▸ **DESCRIPTION OF THE TASK**:
Find the line that contains "Convert this document image to plain text." in the entries below. Output it and each later line exactly, and nothing else.

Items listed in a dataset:
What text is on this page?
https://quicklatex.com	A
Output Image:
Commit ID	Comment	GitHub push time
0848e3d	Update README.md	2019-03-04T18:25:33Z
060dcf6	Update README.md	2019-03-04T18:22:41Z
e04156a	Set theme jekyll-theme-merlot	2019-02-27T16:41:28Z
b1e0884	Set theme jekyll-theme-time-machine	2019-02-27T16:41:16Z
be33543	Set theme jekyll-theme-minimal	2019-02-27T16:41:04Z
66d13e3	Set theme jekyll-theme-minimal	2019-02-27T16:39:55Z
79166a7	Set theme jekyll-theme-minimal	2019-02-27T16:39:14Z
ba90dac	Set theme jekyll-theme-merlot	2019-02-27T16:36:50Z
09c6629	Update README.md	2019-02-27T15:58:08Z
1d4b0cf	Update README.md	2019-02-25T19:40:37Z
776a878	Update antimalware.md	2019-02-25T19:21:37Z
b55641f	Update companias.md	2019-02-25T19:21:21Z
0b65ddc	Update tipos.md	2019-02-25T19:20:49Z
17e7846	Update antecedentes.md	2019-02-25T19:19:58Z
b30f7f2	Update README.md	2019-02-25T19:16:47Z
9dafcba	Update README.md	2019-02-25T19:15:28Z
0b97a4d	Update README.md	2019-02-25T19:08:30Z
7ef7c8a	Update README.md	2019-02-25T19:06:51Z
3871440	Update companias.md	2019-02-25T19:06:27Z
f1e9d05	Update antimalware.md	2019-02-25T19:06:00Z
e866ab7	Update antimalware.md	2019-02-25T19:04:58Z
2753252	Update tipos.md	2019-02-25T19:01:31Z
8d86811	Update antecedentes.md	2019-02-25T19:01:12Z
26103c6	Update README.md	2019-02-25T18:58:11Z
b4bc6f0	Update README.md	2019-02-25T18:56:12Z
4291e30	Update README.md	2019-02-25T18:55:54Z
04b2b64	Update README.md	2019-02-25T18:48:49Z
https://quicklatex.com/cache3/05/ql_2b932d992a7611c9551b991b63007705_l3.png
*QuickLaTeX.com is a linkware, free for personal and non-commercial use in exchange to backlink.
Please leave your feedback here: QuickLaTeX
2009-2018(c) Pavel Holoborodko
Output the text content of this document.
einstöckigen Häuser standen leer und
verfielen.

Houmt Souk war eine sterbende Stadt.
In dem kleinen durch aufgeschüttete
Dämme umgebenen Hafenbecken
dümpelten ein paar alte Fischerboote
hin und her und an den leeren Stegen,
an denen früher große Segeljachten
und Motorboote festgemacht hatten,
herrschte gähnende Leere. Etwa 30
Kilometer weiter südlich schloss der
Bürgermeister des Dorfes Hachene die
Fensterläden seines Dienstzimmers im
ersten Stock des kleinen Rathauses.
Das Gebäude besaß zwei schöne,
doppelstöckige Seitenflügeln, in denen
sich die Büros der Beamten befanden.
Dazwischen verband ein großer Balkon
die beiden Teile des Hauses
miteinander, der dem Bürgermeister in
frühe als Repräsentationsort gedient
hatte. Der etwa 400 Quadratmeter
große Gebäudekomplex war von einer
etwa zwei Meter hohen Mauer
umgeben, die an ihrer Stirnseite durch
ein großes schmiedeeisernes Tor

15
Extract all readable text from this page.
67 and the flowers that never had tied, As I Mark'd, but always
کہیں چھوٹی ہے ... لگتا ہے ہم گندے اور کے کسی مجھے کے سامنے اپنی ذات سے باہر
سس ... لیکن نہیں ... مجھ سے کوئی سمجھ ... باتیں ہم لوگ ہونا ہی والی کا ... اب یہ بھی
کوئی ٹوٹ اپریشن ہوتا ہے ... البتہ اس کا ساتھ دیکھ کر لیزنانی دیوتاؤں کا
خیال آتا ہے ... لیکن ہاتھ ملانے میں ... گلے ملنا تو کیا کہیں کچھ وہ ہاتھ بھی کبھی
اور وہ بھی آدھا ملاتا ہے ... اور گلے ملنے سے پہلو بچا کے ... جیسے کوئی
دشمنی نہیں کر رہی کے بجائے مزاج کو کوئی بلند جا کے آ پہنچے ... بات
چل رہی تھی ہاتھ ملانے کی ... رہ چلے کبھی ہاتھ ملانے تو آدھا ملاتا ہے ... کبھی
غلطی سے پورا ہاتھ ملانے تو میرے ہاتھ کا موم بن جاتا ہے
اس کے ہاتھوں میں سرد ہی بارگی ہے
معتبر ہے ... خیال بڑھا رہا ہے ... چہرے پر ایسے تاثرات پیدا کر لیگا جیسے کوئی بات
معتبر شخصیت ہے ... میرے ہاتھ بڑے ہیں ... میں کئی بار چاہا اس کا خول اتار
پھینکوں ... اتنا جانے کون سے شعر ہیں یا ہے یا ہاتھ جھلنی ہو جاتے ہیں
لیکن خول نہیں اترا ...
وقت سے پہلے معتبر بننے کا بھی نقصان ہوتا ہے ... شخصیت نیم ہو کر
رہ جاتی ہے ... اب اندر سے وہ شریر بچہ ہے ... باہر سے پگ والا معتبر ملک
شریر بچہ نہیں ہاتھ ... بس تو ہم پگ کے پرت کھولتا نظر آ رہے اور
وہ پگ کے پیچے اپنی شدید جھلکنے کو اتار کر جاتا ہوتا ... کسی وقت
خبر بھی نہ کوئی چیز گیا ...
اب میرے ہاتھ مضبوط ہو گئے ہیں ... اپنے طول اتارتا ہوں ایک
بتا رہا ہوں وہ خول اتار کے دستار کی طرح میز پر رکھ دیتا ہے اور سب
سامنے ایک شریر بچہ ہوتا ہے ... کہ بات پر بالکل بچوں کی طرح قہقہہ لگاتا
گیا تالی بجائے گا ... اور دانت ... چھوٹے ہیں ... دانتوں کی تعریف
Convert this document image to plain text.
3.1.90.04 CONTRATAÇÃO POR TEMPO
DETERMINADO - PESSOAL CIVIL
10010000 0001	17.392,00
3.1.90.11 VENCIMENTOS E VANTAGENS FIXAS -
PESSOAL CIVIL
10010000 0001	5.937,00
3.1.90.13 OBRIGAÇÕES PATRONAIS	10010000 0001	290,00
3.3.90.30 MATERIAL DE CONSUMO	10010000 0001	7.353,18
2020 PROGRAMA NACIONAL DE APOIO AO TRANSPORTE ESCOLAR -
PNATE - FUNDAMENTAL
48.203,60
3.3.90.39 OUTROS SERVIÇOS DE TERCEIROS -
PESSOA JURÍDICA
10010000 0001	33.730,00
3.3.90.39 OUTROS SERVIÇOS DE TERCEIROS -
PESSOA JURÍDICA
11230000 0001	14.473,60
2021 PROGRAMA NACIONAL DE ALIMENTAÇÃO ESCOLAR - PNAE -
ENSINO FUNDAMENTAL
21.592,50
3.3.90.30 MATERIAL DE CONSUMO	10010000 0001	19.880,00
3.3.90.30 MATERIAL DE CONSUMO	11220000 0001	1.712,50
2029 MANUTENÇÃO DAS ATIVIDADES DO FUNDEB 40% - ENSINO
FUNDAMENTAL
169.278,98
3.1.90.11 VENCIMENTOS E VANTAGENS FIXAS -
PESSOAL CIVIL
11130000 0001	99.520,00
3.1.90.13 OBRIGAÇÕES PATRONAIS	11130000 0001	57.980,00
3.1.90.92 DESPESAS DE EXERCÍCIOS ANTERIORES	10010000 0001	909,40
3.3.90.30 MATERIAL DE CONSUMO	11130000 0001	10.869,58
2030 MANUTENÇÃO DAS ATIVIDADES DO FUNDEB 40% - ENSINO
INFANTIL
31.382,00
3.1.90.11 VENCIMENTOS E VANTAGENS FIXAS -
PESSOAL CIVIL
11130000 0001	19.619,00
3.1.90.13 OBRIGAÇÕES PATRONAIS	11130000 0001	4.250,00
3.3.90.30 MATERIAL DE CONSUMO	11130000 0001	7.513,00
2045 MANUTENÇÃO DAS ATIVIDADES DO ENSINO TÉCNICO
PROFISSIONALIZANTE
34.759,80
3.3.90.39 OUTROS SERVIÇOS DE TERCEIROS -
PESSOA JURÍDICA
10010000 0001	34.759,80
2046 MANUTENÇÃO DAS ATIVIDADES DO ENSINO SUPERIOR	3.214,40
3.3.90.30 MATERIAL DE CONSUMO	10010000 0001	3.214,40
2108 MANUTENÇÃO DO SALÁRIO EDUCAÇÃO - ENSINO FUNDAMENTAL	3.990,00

▸ **TASK OUTPUT**:
Convert this document image to plain text.
3.1.90.04 CONTRATAÇÃO POR TEMPO
DETERMINADO - PESSOAL CIVIL
10010000 0001	17.392,00
3.1.90.11 VENCIMENTOS E VANTAGENS FIXAS -
PESSOAL CIVIL
10010000 0001	5.937,00
3.1.90.13 OBRIGAÇÕES PATRONAIS	10010000 0001	290,00
3.3.90.30 MATERIAL DE CONSUMO	10010000 0001	7.353,18
2020 PROGRAMA NACIONAL DE APOIO AO TRANSPORTE ESCOLAR -
PNATE - FUNDAMENTAL
48.203,60
3.3.90.39 OUTROS SERVIÇOS DE TERCEIROS -
PESSOA JURÍDICA
10010000 0001	33.730,00
3.3.90.39 OUTROS SERVIÇOS DE TERCEIROS -
PESSOA JURÍDICA
11230000 0001	14.473,60
2021 PROGRAMA NACIONAL DE ALIMENTAÇÃO ESCOLAR - PNAE -
ENSINO FUNDAMENTAL
21.592,50
3.3.90.30 MATERIAL DE CONSUMO	10010000 0001	19.880,00
3.3.90.30 MATERIAL DE CONSUMO	11220000 0001	1.712,50
2029 MANUTENÇÃO DAS ATIVIDADES DO FUNDEB 40% - ENSINO
FUNDAMENTAL
169.278,98
3.1.90.11 VENCIMENTOS E VANTAGENS FIXAS -
PESSOAL CIVIL
11130000 0001	99.520,00
3.1.90.13 OBRIGAÇÕES PATRONAIS	11130000 0001	57.980,00
3.1.90.92 DESPESAS DE EXERCÍCIOS ANTERIORES	10010000 0001	909,40
3.3.90.30 MATERIAL DE CONSUMO	11130000 0001	10.869,58
2030 MANUTENÇÃO DAS ATIVIDADES DO FUNDEB 40% - ENSINO
INFANTIL
31.382,00
3.1.90.11 VENCIMENTOS E VANTAGENS FIXAS -
PESSOAL CIVIL
11130000 0001	19.619,00
3.1.90.13 OBRIGAÇÕES PATRONAIS	11130000 0001	4.250,00
3.3.90.30 MATERIAL DE CONSUMO	11130000 0001	7.513,00
2045 MANUTENÇÃO DAS ATIVIDADES DO ENSINO TÉCNICO
PROFISSIONALIZANTE
34.759,80
3.3.90.39 OUTROS SERVIÇOS DE TERCEIROS -
PESSOA JURÍDICA
10010000 0001	34.759,80
2046 MANUTENÇÃO DAS ATIVIDADES DO ENSINO SUPERIOR	3.214,40
3.3.90.30 MATERIAL DE CONSUMO	10010000 0001	3.214,40
2108 MANUTENÇÃO DO SALÁRIO EDUCAÇÃO - ENSINO FUNDAMENTAL	3.990,00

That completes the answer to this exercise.